§ **WORKING DATA**:

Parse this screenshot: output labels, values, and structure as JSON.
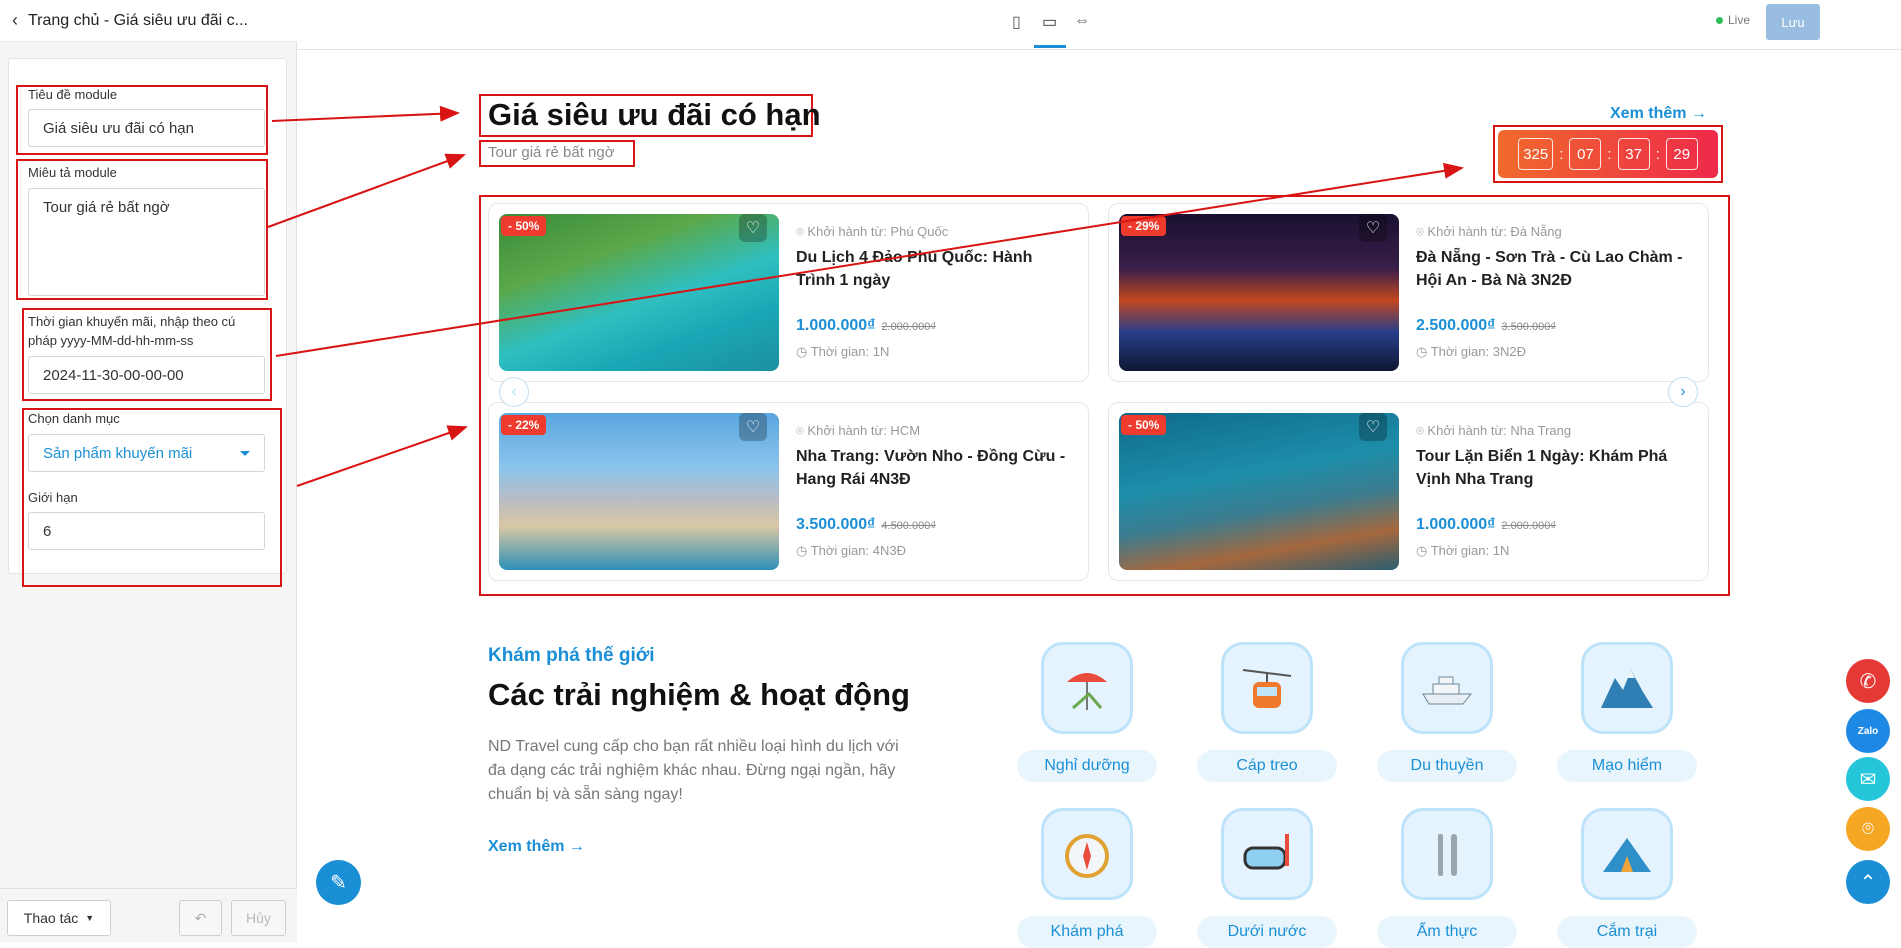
{
  "left_panel": {
    "back_icon": "chevron-left-icon",
    "title": "Trang chủ - Giá siêu ưu đãi c...",
    "fields": {
      "module_title_label": "Tiêu đề module",
      "module_title_value": "Giá siêu ưu đãi có hạn",
      "module_desc_label": "Miêu tả module",
      "module_desc_value": "Tour giá rẻ bất ngờ",
      "promo_time_label_line1": "Thời gian khuyến mãi, nhập theo cú",
      "promo_time_label_line2": "pháp yyyy-MM-dd-hh-mm-ss",
      "promo_time_value": "2024-11-30-00-00-00",
      "category_label": "Chọn danh mục",
      "category_value": "Sản phẩm khuyến mãi",
      "limit_label": "Giới hạn",
      "limit_value": "6"
    },
    "footer": {
      "actions_label": "Thao tác",
      "cancel_label": "Hủy"
    }
  },
  "topbar": {
    "devices": [
      "tablet-icon",
      "desktop-icon",
      "fit-width-icon"
    ],
    "live_label": "Live",
    "save_label": "Lưu",
    "accent": "#1b8fd6"
  },
  "deal_section": {
    "title": "Giá siêu ưu đãi có hạn",
    "subtitle": "Tour giá rẻ bất ngờ",
    "see_more": "Xem thêm",
    "countdown": {
      "days": "325",
      "hours": "07",
      "minutes": "37",
      "seconds": "29",
      "separator": ":"
    },
    "cards": [
      {
        "discount": "- 50%",
        "departure": "Khởi hành từ: Phú Quốc",
        "name": "Du Lịch 4 Đảo Phú Quốc: Hành Trình 1 ngày",
        "price": "1.000.000₫",
        "old_price": "2.000.000₫",
        "duration": "Thời gian: 1N"
      },
      {
        "discount": "- 29%",
        "departure": "Khởi hành từ: Đà Nẵng",
        "name": "Đà Nẵng - Sơn Trà - Cù Lao Chàm - Hội An - Bà Nà 3N2Đ",
        "price": "2.500.000₫",
        "old_price": "3.500.000₫",
        "duration": "Thời gian: 3N2Đ"
      },
      {
        "discount": "- 22%",
        "departure": "Khởi hành từ: HCM",
        "name": "Nha Trang: Vườn Nho - Đồng Cừu - Hang Rái 4N3Đ",
        "price": "3.500.000₫",
        "old_price": "4.500.000₫",
        "duration": "Thời gian: 4N3Đ"
      },
      {
        "discount": "- 50%",
        "departure": "Khởi hành từ: Nha Trang",
        "name": "Tour Lặn Biển 1 Ngày: Khám Phá Vịnh Nha Trang",
        "price": "1.000.000₫",
        "old_price": "2.000.000₫",
        "duration": "Thời gian: 1N"
      }
    ]
  },
  "experience_section": {
    "kicker": "Khám phá thế giới",
    "title": "Các trải nghiệm & hoạt động",
    "description": "ND Travel cung cấp cho bạn rất nhiều loại hình du lịch với đa dạng các trải nghiệm khác nhau. Đừng ngại ngần, hãy chuẩn bị và sẵn sàng ngay!",
    "see_more": "Xem thêm",
    "activities": [
      {
        "label": "Nghỉ dưỡng",
        "icon": "beach-chair-icon"
      },
      {
        "label": "Cáp treo",
        "icon": "cable-car-icon"
      },
      {
        "label": "Du thuyền",
        "icon": "yacht-icon"
      },
      {
        "label": "Mạo hiểm",
        "icon": "mountain-icon"
      },
      {
        "label": "Khám phá",
        "icon": "compass-icon"
      },
      {
        "label": "Dưới nước",
        "icon": "diving-mask-icon"
      },
      {
        "label": "Ẩm thực",
        "icon": "cutlery-icon"
      },
      {
        "label": "Cắm trại",
        "icon": "tent-icon"
      }
    ]
  },
  "floating": {
    "phone_color": "#e53935",
    "zalo_label": "Zalo",
    "zalo_color": "#1e88e5",
    "mail_color": "#26c6da",
    "map_color": "#f5a623",
    "top_color": "#1b8fd6"
  }
}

§ **PROBLEM REQUIREMENTS**: Show each line holding the word "Khởi".

§ **SOLUTION FOR THIS EXERCISE**:
        "departure": "Khởi hành từ: Phú Quốc",
        "departure": "Khởi hành từ: Đà Nẵng",
        "departure": "Khởi hành từ: HCM",
        "departure": "Khởi hành từ: Nha Trang",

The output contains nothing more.